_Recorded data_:
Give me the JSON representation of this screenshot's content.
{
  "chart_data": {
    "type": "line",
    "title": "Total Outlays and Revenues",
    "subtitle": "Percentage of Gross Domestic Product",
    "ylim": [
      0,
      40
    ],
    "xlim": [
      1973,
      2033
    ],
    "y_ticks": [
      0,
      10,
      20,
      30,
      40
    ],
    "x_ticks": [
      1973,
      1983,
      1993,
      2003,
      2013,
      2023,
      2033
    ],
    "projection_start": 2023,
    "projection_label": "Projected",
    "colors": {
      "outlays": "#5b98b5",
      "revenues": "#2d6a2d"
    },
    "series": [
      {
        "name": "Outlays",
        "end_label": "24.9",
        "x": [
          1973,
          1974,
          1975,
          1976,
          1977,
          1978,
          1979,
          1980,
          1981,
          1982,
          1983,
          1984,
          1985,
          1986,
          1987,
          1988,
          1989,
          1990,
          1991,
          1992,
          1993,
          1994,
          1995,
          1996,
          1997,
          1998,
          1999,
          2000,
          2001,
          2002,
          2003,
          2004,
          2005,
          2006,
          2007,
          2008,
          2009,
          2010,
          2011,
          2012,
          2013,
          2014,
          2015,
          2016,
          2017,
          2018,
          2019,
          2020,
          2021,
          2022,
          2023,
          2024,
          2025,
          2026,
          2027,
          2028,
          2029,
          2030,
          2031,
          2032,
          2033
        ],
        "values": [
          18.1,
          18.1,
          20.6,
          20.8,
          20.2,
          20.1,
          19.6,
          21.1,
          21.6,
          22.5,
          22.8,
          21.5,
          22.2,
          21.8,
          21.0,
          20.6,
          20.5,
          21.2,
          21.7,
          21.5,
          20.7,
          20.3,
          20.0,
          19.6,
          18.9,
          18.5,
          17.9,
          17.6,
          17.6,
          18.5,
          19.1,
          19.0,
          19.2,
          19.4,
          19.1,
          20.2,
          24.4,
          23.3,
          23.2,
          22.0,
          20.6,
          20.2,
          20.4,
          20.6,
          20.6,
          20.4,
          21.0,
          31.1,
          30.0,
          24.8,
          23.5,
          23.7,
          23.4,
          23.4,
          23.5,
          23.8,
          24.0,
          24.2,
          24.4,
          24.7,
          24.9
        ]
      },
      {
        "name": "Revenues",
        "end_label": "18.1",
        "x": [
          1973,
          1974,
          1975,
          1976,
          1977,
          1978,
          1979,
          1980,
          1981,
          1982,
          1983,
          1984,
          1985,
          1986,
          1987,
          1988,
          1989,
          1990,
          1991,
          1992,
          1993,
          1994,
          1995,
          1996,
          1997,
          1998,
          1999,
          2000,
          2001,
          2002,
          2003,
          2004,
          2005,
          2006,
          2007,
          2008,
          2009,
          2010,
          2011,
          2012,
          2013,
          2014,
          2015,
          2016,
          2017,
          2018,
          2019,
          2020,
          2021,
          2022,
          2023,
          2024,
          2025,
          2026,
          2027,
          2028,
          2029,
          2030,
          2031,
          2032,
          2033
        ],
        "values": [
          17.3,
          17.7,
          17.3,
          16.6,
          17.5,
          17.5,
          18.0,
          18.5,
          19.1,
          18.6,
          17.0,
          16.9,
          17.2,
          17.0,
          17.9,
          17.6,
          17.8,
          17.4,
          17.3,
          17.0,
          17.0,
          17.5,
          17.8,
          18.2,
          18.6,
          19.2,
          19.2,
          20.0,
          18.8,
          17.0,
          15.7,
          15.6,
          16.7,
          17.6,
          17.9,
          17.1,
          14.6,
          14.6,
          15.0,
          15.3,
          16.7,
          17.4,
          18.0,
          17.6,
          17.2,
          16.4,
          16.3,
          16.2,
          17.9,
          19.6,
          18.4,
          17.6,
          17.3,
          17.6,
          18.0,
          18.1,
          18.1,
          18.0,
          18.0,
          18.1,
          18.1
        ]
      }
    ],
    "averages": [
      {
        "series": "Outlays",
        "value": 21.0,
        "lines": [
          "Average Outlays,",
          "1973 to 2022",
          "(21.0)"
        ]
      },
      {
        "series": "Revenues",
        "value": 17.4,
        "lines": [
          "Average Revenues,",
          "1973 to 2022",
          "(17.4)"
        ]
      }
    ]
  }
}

_Exercise_:
Return all lines with the word "series" in them.

_Task output_:
    "series": [
        "series": "Outlays",
        "series": "Revenues",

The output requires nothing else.